Colorado and Minnesota Caucuses

Today are presidential caucuses in Colorado and Minnesota, between which 76 delegates will be unofficially rewarded. (There's also a Missouri Primary today, but it's worth zero delegates; they do their official voting at their March 17 Caucus.) Before we get to the latest polls, here are the latest standings for the Republican Presidential Primary:

CNN Standings
1. Romney--99
2. Gingrich--33
3. Paul--15
4. Santorum--11

MSNBC Standings
1. Romney--84
2. Gingrich--29
3. Santorum--14
4. Paul--11

Real Clear Politics Standings
1. Romney--78
2. Gingrich--28
3. Santorum--8
4. Paul--7

There have been two post-Florida polls taken in each of today's two caucus states--Minnesota and Colorado. The first was taken on February 4, the second from the 4th to the 6th, and both were taken by Public Policy Polling. And they said:

Colorado (33 delegates):
1. Romney--40%, 37%
2. Santorum--26%, 27%
3. Gingrich--18%, 21 %
4. Paul--12%, 13 %

Minnesota (37 delegates):
1. Santorum--29%, 33% (!)
2. Romney--27%, 24%
3. Gingrich--22%, 22%
4. Paul--19%, 20%

Three things to look for in tonight's contests:
1. Note the above surge for Santorum in both states. Perhaps the country is getting sick of the Gingrich shtick? If Santorum finishes ahead of Gingrich in both states, the former Speaker will be hard-pressed to push forward as the "conservative alternative" who will be the "last man standing with Romney." Perhaps, then, it would be Santorum, not Gingrich, who ultimately rivals Romney in the conservative south.

++++++++++

STATED TASK A:
In the caucus post, switch "shtick" to "routine" and give the part that opens with the words containing "Three things to" and closes with "the conservative south.".
The caucus post and the records that come next are from unrelated sources.

++++++++++

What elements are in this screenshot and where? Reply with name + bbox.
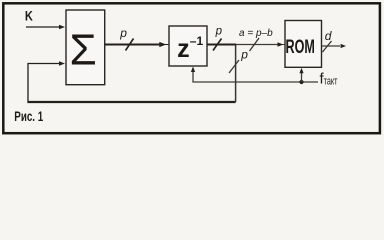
svg-text:Рис. 1: Рис. 1 — [14, 108, 43, 124]
svg-text:p: p — [215, 26, 223, 38]
svg-text:a = p–b: a = p–b — [239, 28, 273, 39]
svg-text:p: p — [240, 48, 248, 62]
svg-text:Σ: Σ — [70, 26, 97, 75]
svg-text:K: K — [25, 9, 33, 24]
svg-text:такт: такт — [324, 75, 338, 87]
svg-text:ROM: ROM — [286, 36, 315, 57]
svg-text:z: z — [177, 35, 190, 63]
svg-text:d: d — [325, 29, 332, 43]
svg-text:p: p — [119, 26, 127, 40]
svg-text:–1: –1 — [190, 34, 204, 48]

++++++++++

STATED TASK B:
Convert the records into a Markdown table with the columns Row and Line, taking the part that opens with the line containing "svg-text:Рис. 1: Рис. 1 — [14, 108, 43, 124]" and runs through the end of the records. Leave out blank lines.

WORKED ANSWER A:
Three things to look for in tonight's contests:
1. Note the above surge for Santorum in both states. Perhaps the country is getting sick of the Gingrich routine? If Santorum finishes ahead of Gingrich in both states, the former Speaker will be hard-pressed to push forward as the "conservative alternative" who will be the "last man standing with Romney." Perhaps, then, it would be Santorum, not Gingrich, who ultimately rivals Romney in the conservative south.

WORKED ANSWER B:
| Row | Line |
|---|---|
| 1 | svg-text:Рис. 1: Рис. 1 — [14, 108, 43, 124] |
| 2 | svg-text:p: p — [215, 26, 223, 38] |
| 3 | svg-text:a = p–b: a = p–b — [239, 28, 273, 39] |
| 4 | svg-text:p: p — [240, 48, 248, 62] |
| 5 | svg-text:Σ: Σ — [70, 26, 97, 75] |
| 6 | svg-text:K: K — [25, 9, 33, 24] |
| 7 | svg-text:такт: такт — [324, 75, 338, 87] |
| 8 | svg-text:ROM: ROM — [286, 36, 315, 57] |
| 9 | svg-text:z: z — [177, 35, 190, 63] |
| 10 | svg-text:d: d — [325, 29, 332, 43] |
| 11 | svg-text:p: p — [119, 26, 127, 40] |
| 12 | svg-text:–1: –1 — [190, 34, 204, 48] |